Required work:
Select from the data all lines with the word "Shortcut".

(Data excerpts)
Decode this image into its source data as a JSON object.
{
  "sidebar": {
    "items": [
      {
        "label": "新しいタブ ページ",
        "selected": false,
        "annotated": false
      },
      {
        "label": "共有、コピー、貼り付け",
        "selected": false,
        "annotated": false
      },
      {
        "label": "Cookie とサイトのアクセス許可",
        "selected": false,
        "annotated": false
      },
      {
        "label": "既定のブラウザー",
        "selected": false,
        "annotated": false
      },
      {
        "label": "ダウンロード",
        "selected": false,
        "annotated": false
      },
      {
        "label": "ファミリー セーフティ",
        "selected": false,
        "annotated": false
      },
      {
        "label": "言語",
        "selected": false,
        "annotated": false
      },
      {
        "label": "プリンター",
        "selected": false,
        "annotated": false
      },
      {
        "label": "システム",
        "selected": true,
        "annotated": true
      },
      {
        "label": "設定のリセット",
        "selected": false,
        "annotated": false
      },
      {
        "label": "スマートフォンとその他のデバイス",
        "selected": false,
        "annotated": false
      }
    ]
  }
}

* * *

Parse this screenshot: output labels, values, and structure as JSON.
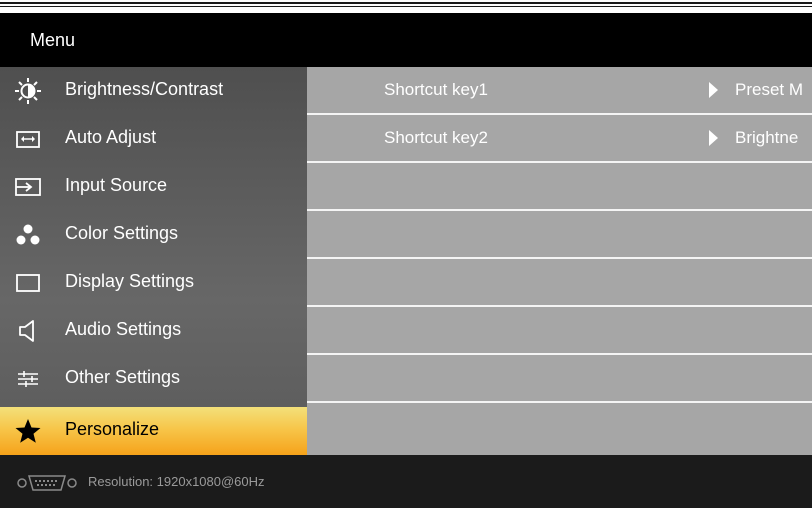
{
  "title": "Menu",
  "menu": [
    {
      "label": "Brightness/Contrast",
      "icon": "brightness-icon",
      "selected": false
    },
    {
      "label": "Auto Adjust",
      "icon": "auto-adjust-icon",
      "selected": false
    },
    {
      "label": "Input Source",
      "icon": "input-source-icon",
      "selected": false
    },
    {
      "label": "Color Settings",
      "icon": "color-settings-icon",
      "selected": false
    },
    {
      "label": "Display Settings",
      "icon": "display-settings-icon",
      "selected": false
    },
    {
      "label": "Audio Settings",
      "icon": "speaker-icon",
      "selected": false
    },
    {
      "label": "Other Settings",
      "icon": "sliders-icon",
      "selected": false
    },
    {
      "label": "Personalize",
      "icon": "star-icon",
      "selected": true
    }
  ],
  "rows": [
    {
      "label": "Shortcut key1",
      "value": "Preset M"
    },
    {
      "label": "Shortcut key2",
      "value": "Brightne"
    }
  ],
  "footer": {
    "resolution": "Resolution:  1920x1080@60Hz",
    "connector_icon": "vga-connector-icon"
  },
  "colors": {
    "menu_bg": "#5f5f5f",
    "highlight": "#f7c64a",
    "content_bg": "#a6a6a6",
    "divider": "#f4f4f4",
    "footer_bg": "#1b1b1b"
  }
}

Task solution:
      "label": "Shortcut key1",
      "label": "Shortcut key2",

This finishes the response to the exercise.